Objective: Write out each line of the material again, word for word.

>>>

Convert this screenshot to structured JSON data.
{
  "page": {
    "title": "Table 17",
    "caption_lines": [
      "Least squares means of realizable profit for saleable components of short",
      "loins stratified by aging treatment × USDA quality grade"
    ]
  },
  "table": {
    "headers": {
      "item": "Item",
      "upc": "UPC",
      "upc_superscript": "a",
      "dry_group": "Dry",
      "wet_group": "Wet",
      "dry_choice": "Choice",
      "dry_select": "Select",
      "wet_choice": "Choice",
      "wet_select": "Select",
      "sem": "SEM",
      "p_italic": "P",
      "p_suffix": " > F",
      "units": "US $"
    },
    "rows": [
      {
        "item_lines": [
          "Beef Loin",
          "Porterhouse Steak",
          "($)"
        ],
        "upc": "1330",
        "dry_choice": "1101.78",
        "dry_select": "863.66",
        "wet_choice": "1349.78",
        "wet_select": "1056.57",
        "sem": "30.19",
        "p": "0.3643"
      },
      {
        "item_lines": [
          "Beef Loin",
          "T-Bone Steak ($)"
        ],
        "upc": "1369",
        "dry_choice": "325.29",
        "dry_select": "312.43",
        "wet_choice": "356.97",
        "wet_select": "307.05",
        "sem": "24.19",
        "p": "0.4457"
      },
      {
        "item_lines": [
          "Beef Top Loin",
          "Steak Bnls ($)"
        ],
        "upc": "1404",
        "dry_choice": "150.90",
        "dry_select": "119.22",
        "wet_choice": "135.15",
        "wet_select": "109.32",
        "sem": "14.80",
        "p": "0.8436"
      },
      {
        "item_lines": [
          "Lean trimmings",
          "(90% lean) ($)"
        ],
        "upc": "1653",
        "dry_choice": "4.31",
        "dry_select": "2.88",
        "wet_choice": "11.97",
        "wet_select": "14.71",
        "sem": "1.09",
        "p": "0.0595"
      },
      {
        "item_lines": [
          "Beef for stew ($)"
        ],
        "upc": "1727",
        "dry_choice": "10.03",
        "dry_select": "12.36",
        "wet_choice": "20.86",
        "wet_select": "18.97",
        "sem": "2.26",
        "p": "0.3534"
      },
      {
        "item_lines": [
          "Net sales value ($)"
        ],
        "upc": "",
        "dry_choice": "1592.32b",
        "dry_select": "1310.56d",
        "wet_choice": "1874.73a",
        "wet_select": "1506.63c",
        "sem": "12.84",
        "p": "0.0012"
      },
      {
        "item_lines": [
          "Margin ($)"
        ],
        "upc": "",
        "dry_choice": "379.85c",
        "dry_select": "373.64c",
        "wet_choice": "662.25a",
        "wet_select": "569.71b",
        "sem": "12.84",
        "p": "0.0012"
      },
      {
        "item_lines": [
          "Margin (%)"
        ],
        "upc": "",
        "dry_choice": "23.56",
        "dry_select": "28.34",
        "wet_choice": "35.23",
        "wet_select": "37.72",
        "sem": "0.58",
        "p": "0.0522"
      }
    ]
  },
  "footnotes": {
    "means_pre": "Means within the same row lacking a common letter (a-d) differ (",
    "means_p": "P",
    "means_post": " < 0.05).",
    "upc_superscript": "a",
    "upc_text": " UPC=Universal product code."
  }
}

<<<

Worked answer:
Convert this screenshot to structured JSON data.
{
  "page": {
    "title": "Table 17",
    "caption_lines": [
      "Least squares means of realizable profit for saleable components of short",
      "loins stratified by aging treatment × USDA quality grade"
    ]
  },
  "table": {
    "headers": {
      "item": "Item",
      "upc": "UPC",
      "upc_superscript": "a",
      "dry_group": "Dry",
      "wet_group": "Wet",
      "dry_choice": "Choice",
      "dry_select": "Select",
      "wet_choice": "Choice",
      "wet_select": "Select",
      "sem": "SEM",
      "p_italic": "P",
      "p_suffix": " > F",
      "units": "US $"
    },
    "rows": [
      {
        "item_lines": [
          "Beef Loin",
          "Porterhouse Steak",
          "($)"
        ],
        "upc": "1330",
        "dry_choice": "1101.78",
        "dry_select": "863.66",
        "wet_choice": "1349.78",
        "wet_select": "1056.57",
        "sem": "30.19",
        "p": "0.3643"
      },
      {
        "item_lines": [
          "Beef Loin",
          "T-Bone Steak ($)"
        ],
        "upc": "1369",
        "dry_choice": "325.29",
        "dry_select": "312.43",
        "wet_choice": "356.97",
        "wet_select": "307.05",
        "sem": "24.19",
        "p": "0.4457"
      },
      {
        "item_lines": [
          "Beef Top Loin",
          "Steak Bnls ($)"
        ],
        "upc": "1404",
        "dry_choice": "150.90",
        "dry_select": "119.22",
        "wet_choice": "135.15",
        "wet_select": "109.32",
        "sem": "14.80",
        "p": "0.8436"
      },
      {
        "item_lines": [
          "Lean trimmings",
          "(90% lean) ($)"
        ],
        "upc": "1653",
        "dry_choice": "4.31",
        "dry_select": "2.88",
        "wet_choice": "11.97",
        "wet_select": "14.71",
        "sem": "1.09",
        "p": "0.0595"
      },
      {
        "item_lines": [
          "Beef for stew ($)"
        ],
        "upc": "1727",
        "dry_choice": "10.03",
        "dry_select": "12.36",
        "wet_choice": "20.86",
        "wet_select": "18.97",
        "sem": "2.26",
        "p": "0.3534"
      },
      {
        "item_lines": [
          "Net sales value ($)"
        ],
        "upc": "",
        "dry_choice": "1592.32b",
        "dry_select": "1310.56d",
        "wet_choice": "1874.73a",
        "wet_select": "1506.63c",
        "sem": "12.84",
        "p": "0.0012"
      },
      {
        "item_lines": [
          "Margin ($)"
        ],
        "upc": "",
        "dry_choice": "379.85c",
        "dry_select": "373.64c",
        "wet_choice": "662.25a",
        "wet_select": "569.71b",
        "sem": "12.84",
        "p": "0.0012"
      },
      {
        "item_lines": [
          "Margin (%)"
        ],
        "upc": "",
        "dry_choice": "23.56",
        "dry_select": "28.34",
        "wet_choice": "35.23",
        "wet_select": "37.72",
        "sem": "0.58",
        "p": "0.0522"
      }
    ]
  },
  "footnotes": {
    "means_pre": "Means within the same row lacking a common letter (a-d) differ (",
    "means_p": "P",
    "means_post": " < 0.05).",
    "upc_superscript": "a",
    "upc_text": " UPC=Universal product code."
  }
}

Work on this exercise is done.